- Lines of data
....................

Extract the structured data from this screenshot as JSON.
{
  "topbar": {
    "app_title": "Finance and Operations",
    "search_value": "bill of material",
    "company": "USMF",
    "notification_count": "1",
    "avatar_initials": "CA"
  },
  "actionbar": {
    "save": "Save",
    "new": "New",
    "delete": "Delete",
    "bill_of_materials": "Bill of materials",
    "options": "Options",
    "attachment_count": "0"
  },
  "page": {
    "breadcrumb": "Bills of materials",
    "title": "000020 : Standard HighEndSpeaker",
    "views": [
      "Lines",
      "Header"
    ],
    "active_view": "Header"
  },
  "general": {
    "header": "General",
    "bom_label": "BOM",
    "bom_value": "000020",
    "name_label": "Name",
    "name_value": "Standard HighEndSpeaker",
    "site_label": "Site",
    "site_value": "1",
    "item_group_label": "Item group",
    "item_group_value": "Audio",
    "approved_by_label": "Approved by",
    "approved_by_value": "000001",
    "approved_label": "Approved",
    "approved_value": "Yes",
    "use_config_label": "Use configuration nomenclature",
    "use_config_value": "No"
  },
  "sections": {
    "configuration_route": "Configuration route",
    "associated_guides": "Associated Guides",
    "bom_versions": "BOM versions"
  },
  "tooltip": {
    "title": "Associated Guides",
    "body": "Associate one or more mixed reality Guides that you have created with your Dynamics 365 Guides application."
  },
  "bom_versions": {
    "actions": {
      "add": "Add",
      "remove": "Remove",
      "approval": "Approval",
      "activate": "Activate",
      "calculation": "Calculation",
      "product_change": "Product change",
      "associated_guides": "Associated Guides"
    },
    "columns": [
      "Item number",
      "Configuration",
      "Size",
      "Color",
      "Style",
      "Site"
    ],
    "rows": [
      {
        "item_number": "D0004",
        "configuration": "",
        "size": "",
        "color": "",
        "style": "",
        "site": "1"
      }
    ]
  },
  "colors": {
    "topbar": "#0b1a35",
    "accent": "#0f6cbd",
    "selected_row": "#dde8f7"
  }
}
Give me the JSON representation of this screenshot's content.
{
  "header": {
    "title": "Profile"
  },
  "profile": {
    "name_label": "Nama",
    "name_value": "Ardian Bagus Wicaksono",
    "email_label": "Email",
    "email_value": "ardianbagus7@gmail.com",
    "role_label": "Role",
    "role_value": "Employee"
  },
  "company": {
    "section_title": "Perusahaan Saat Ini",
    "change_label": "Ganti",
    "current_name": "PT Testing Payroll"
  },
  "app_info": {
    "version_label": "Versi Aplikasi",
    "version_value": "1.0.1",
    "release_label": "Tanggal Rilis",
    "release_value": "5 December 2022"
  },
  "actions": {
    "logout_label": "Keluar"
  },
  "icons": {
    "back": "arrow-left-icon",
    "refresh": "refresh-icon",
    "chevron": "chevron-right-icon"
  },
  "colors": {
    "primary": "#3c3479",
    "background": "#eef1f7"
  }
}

....................

- Brief
Can you reproduce all the material exactly?

- Solution to this problem
Extract the structured data from this screenshot as JSON.
{
  "topbar": {
    "app_title": "Finance and Operations",
    "search_value": "bill of material",
    "company": "USMF",
    "notification_count": "1",
    "avatar_initials": "CA"
  },
  "actionbar": {
    "save": "Save",
    "new": "New",
    "delete": "Delete",
    "bill_of_materials": "Bill of materials",
    "options": "Options",
    "attachment_count": "0"
  },
  "page": {
    "breadcrumb": "Bills of materials",
    "title": "000020 : Standard HighEndSpeaker",
    "views": [
      "Lines",
      "Header"
    ],
    "active_view": "Header"
  },
  "general": {
    "header": "General",
    "bom_label": "BOM",
    "bom_value": "000020",
    "name_label": "Name",
    "name_value": "Standard HighEndSpeaker",
    "site_label": "Site",
    "site_value": "1",
    "item_group_label": "Item group",
    "item_group_value": "Audio",
    "approved_by_label": "Approved by",
    "approved_by_value": "000001",
    "approved_label": "Approved",
    "approved_value": "Yes",
    "use_config_label": "Use configuration nomenclature",
    "use_config_value": "No"
  },
  "sections": {
    "configuration_route": "Configuration route",
    "associated_guides": "Associated Guides",
    "bom_versions": "BOM versions"
  },
  "tooltip": {
    "title": "Associated Guides",
    "body": "Associate one or more mixed reality Guides that you have created with your Dynamics 365 Guides application."
  },
  "bom_versions": {
    "actions": {
      "add": "Add",
      "remove": "Remove",
      "approval": "Approval",
      "activate": "Activate",
      "calculation": "Calculation",
      "product_change": "Product change",
      "associated_guides": "Associated Guides"
    },
    "columns": [
      "Item number",
      "Configuration",
      "Size",
      "Color",
      "Style",
      "Site"
    ],
    "rows": [
      {
        "item_number": "D0004",
        "configuration": "",
        "size": "",
        "color": "",
        "style": "",
        "site": "1"
      }
    ]
  },
  "colors": {
    "topbar": "#0b1a35",
    "accent": "#0f6cbd",
    "selected_row": "#dde8f7"
  }
}
Give me the JSON representation of this screenshot's content.
{
  "header": {
    "title": "Profile"
  },
  "profile": {
    "name_label": "Nama",
    "name_value": "Ardian Bagus Wicaksono",
    "email_label": "Email",
    "email_value": "ardianbagus7@gmail.com",
    "role_label": "Role",
    "role_value": "Employee"
  },
  "company": {
    "section_title": "Perusahaan Saat Ini",
    "change_label": "Ganti",
    "current_name": "PT Testing Payroll"
  },
  "app_info": {
    "version_label": "Versi Aplikasi",
    "version_value": "1.0.1",
    "release_label": "Tanggal Rilis",
    "release_value": "5 December 2022"
  },
  "actions": {
    "logout_label": "Keluar"
  },
  "icons": {
    "back": "arrow-left-icon",
    "refresh": "refresh-icon",
    "chevron": "chevron-right-icon"
  },
  "colors": {
    "primary": "#3c3479",
    "background": "#eef1f7"
  }
}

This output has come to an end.